→ WHAT YOU SHOULD DO
Copy every line, leaving nothing out and adding nothing.

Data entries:

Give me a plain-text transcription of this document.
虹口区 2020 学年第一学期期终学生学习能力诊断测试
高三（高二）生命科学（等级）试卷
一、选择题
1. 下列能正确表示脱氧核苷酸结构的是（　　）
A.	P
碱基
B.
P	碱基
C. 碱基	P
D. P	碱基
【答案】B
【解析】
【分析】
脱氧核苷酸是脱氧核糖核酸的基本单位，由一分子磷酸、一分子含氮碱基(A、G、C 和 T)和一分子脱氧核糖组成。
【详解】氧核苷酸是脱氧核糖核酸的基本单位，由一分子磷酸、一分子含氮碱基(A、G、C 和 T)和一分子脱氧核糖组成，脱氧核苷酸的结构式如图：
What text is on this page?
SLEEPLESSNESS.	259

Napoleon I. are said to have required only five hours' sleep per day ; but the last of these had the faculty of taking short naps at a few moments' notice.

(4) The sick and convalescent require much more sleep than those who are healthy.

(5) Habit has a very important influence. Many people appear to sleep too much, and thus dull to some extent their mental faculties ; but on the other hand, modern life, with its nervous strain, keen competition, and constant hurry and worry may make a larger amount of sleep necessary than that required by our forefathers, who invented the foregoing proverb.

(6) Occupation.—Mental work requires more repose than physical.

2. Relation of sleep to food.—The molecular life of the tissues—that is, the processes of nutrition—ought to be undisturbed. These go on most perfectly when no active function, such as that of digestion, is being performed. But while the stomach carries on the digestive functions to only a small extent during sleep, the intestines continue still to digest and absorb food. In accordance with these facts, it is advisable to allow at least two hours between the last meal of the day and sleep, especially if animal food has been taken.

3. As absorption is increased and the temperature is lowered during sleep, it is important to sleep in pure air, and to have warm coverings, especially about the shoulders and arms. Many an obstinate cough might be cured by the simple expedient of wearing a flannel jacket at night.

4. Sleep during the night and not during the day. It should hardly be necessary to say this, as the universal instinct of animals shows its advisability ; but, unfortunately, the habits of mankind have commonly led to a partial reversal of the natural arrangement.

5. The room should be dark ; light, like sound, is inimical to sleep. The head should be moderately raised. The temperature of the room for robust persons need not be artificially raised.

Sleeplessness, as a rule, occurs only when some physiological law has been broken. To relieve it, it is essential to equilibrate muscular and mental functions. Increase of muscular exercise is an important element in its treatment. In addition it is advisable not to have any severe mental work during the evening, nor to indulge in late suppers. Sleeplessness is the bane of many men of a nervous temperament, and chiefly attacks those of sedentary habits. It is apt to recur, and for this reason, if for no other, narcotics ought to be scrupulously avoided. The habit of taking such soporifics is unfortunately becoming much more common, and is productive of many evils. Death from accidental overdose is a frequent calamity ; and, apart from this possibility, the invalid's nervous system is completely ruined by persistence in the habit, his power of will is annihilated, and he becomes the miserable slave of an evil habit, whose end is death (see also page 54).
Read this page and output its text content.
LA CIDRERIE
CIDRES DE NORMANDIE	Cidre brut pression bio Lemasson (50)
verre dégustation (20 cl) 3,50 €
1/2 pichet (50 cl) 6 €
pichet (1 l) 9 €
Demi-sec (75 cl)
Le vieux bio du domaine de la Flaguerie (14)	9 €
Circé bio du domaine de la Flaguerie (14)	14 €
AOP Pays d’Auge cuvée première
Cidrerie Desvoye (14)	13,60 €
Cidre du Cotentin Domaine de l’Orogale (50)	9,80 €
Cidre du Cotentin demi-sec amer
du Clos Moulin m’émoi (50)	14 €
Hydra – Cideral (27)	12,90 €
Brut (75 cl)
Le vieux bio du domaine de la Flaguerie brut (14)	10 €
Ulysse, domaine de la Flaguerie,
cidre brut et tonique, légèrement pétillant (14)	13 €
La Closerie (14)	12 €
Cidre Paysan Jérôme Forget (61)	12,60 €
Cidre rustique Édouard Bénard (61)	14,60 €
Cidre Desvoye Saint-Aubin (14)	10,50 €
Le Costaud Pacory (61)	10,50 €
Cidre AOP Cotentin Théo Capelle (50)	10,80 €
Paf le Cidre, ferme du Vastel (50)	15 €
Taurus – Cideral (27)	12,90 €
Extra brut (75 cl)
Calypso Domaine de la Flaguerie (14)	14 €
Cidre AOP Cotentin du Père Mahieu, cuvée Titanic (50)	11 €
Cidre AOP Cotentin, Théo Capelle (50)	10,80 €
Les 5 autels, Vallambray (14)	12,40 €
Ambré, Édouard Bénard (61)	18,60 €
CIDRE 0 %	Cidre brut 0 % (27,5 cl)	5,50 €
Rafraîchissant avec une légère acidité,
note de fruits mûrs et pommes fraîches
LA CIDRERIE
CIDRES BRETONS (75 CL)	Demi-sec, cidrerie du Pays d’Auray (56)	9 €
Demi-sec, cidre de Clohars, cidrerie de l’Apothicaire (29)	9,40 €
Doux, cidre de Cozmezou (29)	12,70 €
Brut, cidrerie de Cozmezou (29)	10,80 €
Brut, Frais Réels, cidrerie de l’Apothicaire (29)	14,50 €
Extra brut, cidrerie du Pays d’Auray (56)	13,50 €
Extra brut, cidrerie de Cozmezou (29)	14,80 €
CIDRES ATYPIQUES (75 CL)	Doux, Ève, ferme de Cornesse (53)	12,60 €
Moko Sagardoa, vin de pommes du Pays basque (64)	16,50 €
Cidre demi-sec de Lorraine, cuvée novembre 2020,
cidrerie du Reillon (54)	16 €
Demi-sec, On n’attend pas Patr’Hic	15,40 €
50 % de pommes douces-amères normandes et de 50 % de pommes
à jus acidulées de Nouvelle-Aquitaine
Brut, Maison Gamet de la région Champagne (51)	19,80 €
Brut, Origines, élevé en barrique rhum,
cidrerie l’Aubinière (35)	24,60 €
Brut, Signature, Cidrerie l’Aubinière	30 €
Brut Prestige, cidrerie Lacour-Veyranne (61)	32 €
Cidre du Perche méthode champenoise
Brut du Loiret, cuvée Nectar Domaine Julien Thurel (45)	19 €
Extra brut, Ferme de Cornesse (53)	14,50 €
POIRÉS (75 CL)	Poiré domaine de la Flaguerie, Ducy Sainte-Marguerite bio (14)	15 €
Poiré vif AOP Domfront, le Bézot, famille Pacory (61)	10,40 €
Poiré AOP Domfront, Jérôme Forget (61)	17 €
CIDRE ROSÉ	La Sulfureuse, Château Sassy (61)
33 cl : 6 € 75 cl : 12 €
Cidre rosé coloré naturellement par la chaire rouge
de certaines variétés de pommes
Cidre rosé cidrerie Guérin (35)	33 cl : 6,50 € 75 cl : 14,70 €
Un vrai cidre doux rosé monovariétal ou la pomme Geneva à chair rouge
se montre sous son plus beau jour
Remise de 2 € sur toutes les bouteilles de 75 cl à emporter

→ RESPONSE
Give me a plain-text transcription of this document.
虹口区 2020 学年第一学期期终学生学习能力诊断测试
高三（高二）生命科学（等级）试卷
一、选择题
1. 下列能正确表示脱氧核苷酸结构的是（　　）
A.	P
碱基
B.
P	碱基
C. 碱基	P
D. P	碱基
【答案】B
【解析】
【分析】
脱氧核苷酸是脱氧核糖核酸的基本单位，由一分子磷酸、一分子含氮碱基(A、G、C 和 T)和一分子脱氧核糖组成。
【详解】氧核苷酸是脱氧核糖核酸的基本单位，由一分子磷酸、一分子含氮碱基(A、G、C 和 T)和一分子脱氧核糖组成，脱氧核苷酸的结构式如图：
What text is on this page?
SLEEPLESSNESS.	259

Napoleon I. are said to have required only five hours' sleep per day ; but the last of these had the faculty of taking short naps at a few moments' notice.

(4) The sick and convalescent require much more sleep than those who are healthy.

(5) Habit has a very important influence. Many people appear to sleep too much, and thus dull to some extent their mental faculties ; but on the other hand, modern life, with its nervous strain, keen competition, and constant hurry and worry may make a larger amount of sleep necessary than that required by our forefathers, who invented the foregoing proverb.

(6) Occupation.—Mental work requires more repose than physical.

2. Relation of sleep to food.—The molecular life of the tissues—that is, the processes of nutrition—ought to be undisturbed. These go on most perfectly when no active function, such as that of digestion, is being performed. But while the stomach carries on the digestive functions to only a small extent during sleep, the intestines continue still to digest and absorb food. In accordance with these facts, it is advisable to allow at least two hours between the last meal of the day and sleep, especially if animal food has been taken.

3. As absorption is increased and the temperature is lowered during sleep, it is important to sleep in pure air, and to have warm coverings, especially about the shoulders and arms. Many an obstinate cough might be cured by the simple expedient of wearing a flannel jacket at night.

4. Sleep during the night and not during the day. It should hardly be necessary to say this, as the universal instinct of animals shows its advisability ; but, unfortunately, the habits of mankind have commonly led to a partial reversal of the natural arrangement.

5. The room should be dark ; light, like sound, is inimical to sleep. The head should be moderately raised. The temperature of the room for robust persons need not be artificially raised.

Sleeplessness, as a rule, occurs only when some physiological law has been broken. To relieve it, it is essential to equilibrate muscular and mental functions. Increase of muscular exercise is an important element in its treatment. In addition it is advisable not to have any severe mental work during the evening, nor to indulge in late suppers. Sleeplessness is the bane of many men of a nervous temperament, and chiefly attacks those of sedentary habits. It is apt to recur, and for this reason, if for no other, narcotics ought to be scrupulously avoided. The habit of taking such soporifics is unfortunately becoming much more common, and is productive of many evils. Death from accidental overdose is a frequent calamity ; and, apart from this possibility, the invalid's nervous system is completely ruined by persistence in the habit, his power of will is annihilated, and he becomes the miserable slave of an evil habit, whose end is death (see also page 54).
Read this page and output its text content.
LA CIDRERIE
CIDRES DE NORMANDIE	Cidre brut pression bio Lemasson (50)
verre dégustation (20 cl) 3,50 €
1/2 pichet (50 cl) 6 €
pichet (1 l) 9 €
Demi-sec (75 cl)
Le vieux bio du domaine de la Flaguerie (14)	9 €
Circé bio du domaine de la Flaguerie (14)	14 €
AOP Pays d’Auge cuvée première
Cidrerie Desvoye (14)	13,60 €
Cidre du Cotentin Domaine de l’Orogale (50)	9,80 €
Cidre du Cotentin demi-sec amer
du Clos Moulin m’émoi (50)	14 €
Hydra – Cideral (27)	12,90 €
Brut (75 cl)
Le vieux bio du domaine de la Flaguerie brut (14)	10 €
Ulysse, domaine de la Flaguerie,
cidre brut et tonique, légèrement pétillant (14)	13 €
La Closerie (14)	12 €
Cidre Paysan Jérôme Forget (61)	12,60 €
Cidre rustique Édouard Bénard (61)	14,60 €
Cidre Desvoye Saint-Aubin (14)	10,50 €
Le Costaud Pacory (61)	10,50 €
Cidre AOP Cotentin Théo Capelle (50)	10,80 €
Paf le Cidre, ferme du Vastel (50)	15 €
Taurus – Cideral (27)	12,90 €
Extra brut (75 cl)
Calypso Domaine de la Flaguerie (14)	14 €
Cidre AOP Cotentin du Père Mahieu, cuvée Titanic (50)	11 €
Cidre AOP Cotentin, Théo Capelle (50)	10,80 €
Les 5 autels, Vallambray (14)	12,40 €
Ambré, Édouard Bénard (61)	18,60 €
CIDRE 0 %	Cidre brut 0 % (27,5 cl)	5,50 €
Rafraîchissant avec une légère acidité,
note de fruits mûrs et pommes fraîches
LA CIDRERIE
CIDRES BRETONS (75 CL)	Demi-sec, cidrerie du Pays d’Auray (56)	9 €
Demi-sec, cidre de Clohars, cidrerie de l’Apothicaire (29)	9,40 €
Doux, cidre de Cozmezou (29)	12,70 €
Brut, cidrerie de Cozmezou (29)	10,80 €
Brut, Frais Réels, cidrerie de l’Apothicaire (29)	14,50 €
Extra brut, cidrerie du Pays d’Auray (56)	13,50 €
Extra brut, cidrerie de Cozmezou (29)	14,80 €
CIDRES ATYPIQUES (75 CL)	Doux, Ève, ferme de Cornesse (53)	12,60 €
Moko Sagardoa, vin de pommes du Pays basque (64)	16,50 €
Cidre demi-sec de Lorraine, cuvée novembre 2020,
cidrerie du Reillon (54)	16 €
Demi-sec, On n’attend pas Patr’Hic	15,40 €
50 % de pommes douces-amères normandes et de 50 % de pommes
à jus acidulées de Nouvelle-Aquitaine
Brut, Maison Gamet de la région Champagne (51)	19,80 €
Brut, Origines, élevé en barrique rhum,
cidrerie l’Aubinière (35)	24,60 €
Brut, Signature, Cidrerie l’Aubinière	30 €
Brut Prestige, cidrerie Lacour-Veyranne (61)	32 €
Cidre du Perche méthode champenoise
Brut du Loiret, cuvée Nectar Domaine Julien Thurel (45)	19 €
Extra brut, Ferme de Cornesse (53)	14,50 €
POIRÉS (75 CL)	Poiré domaine de la Flaguerie, Ducy Sainte-Marguerite bio (14)	15 €
Poiré vif AOP Domfront, le Bézot, famille Pacory (61)	10,40 €
Poiré AOP Domfront, Jérôme Forget (61)	17 €
CIDRE ROSÉ	La Sulfureuse, Château Sassy (61)
33 cl : 6 € 75 cl : 12 €
Cidre rosé coloré naturellement par la chaire rouge
de certaines variétés de pommes
Cidre rosé cidrerie Guérin (35)	33 cl : 6,50 € 75 cl : 14,70 €
Un vrai cidre doux rosé monovariétal ou la pomme Geneva à chair rouge
se montre sous son plus beau jour
Remise de 2 € sur toutes les bouteilles de 75 cl à emporter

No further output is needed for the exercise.